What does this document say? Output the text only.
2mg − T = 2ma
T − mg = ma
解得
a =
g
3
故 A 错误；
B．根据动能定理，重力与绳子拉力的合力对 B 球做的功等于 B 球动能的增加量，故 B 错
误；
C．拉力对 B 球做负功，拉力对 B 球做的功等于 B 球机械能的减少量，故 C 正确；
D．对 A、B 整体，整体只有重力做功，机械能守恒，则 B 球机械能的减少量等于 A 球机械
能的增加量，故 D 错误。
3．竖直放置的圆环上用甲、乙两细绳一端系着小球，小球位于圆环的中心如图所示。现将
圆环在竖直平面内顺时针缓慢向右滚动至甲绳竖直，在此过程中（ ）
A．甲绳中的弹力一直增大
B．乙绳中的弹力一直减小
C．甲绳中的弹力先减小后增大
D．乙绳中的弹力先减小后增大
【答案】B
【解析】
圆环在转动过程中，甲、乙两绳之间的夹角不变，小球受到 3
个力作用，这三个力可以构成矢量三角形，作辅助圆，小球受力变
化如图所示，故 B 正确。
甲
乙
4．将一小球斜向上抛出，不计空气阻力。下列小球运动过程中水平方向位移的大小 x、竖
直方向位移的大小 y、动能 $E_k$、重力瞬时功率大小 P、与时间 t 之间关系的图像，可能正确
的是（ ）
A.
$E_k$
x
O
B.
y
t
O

...

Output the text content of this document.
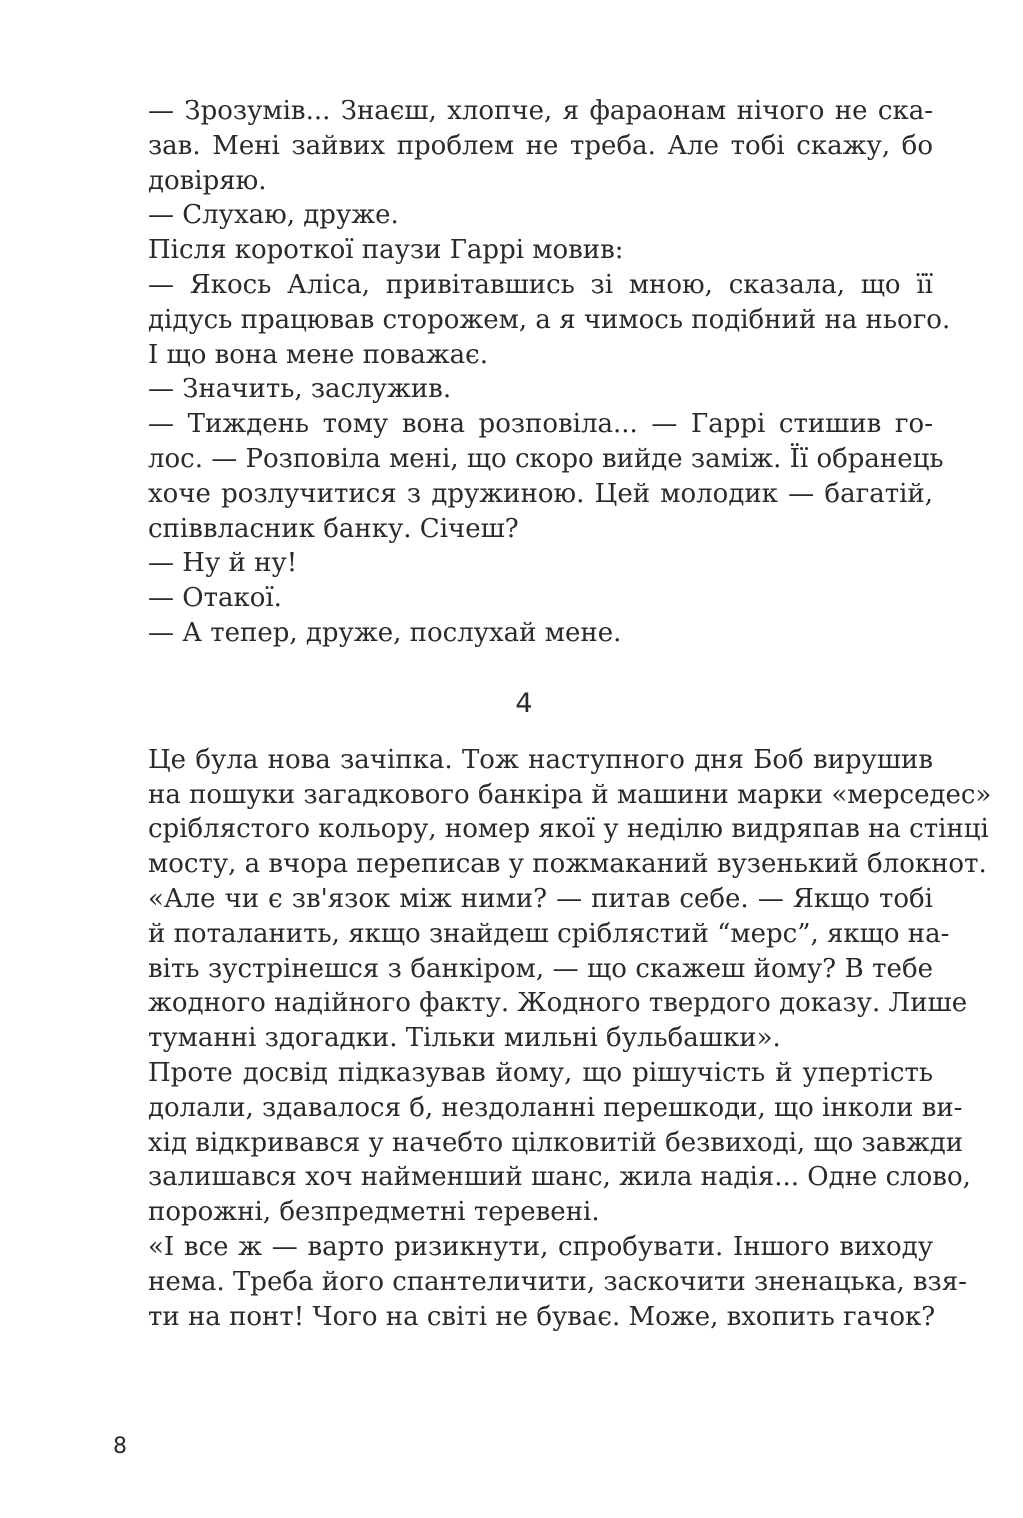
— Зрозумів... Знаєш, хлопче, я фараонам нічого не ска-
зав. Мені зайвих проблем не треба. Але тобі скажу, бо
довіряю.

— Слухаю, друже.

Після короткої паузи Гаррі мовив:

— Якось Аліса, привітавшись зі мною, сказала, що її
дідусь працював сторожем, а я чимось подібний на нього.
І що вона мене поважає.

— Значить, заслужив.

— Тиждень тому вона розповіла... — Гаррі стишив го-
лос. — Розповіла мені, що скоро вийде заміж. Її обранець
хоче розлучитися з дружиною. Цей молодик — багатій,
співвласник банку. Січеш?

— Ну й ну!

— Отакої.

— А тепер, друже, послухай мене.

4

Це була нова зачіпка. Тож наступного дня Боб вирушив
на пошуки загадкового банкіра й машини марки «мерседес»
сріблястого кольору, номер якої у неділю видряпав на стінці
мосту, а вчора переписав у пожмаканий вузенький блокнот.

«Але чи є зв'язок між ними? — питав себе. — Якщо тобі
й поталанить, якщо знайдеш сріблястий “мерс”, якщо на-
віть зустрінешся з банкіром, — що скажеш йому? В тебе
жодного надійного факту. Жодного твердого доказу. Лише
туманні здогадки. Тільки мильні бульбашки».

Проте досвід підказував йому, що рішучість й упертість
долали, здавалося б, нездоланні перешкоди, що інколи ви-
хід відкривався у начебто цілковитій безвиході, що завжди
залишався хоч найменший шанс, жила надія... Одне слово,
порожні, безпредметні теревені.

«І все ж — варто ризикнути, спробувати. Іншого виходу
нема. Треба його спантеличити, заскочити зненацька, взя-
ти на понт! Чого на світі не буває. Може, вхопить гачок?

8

---

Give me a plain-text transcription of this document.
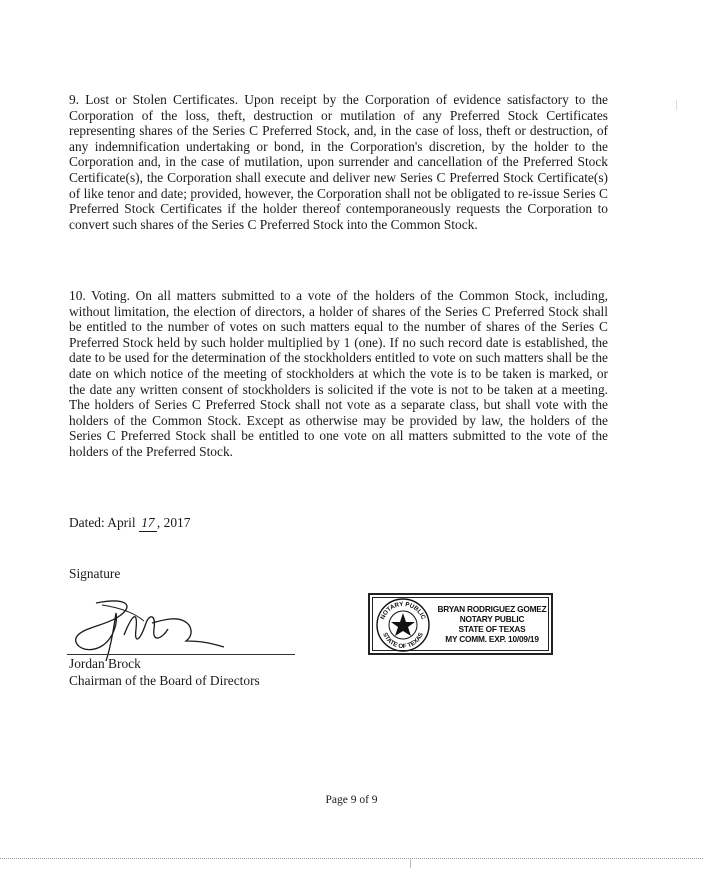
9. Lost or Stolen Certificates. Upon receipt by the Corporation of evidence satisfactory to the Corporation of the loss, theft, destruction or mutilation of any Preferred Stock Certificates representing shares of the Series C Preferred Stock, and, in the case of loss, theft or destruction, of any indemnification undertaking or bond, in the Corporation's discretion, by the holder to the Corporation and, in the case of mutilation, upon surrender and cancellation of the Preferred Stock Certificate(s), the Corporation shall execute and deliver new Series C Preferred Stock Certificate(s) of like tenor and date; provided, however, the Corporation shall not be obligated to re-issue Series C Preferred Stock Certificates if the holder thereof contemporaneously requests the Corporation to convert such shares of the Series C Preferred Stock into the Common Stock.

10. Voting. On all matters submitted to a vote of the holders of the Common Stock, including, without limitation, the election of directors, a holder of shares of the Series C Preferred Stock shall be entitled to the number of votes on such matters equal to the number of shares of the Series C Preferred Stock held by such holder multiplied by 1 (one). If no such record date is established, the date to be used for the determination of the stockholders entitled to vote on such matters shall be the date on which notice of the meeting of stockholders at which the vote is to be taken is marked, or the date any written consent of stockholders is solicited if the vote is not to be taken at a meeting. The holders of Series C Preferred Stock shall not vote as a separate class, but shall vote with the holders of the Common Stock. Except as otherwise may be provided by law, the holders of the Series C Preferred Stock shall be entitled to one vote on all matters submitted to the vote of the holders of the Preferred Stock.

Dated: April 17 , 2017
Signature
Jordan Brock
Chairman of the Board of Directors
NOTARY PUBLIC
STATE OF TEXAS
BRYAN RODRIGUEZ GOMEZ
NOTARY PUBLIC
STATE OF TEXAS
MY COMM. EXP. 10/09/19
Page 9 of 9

Task objective -> Tally the lines in the listing that hold "мене" and report the number alone.

Finished answer -> 2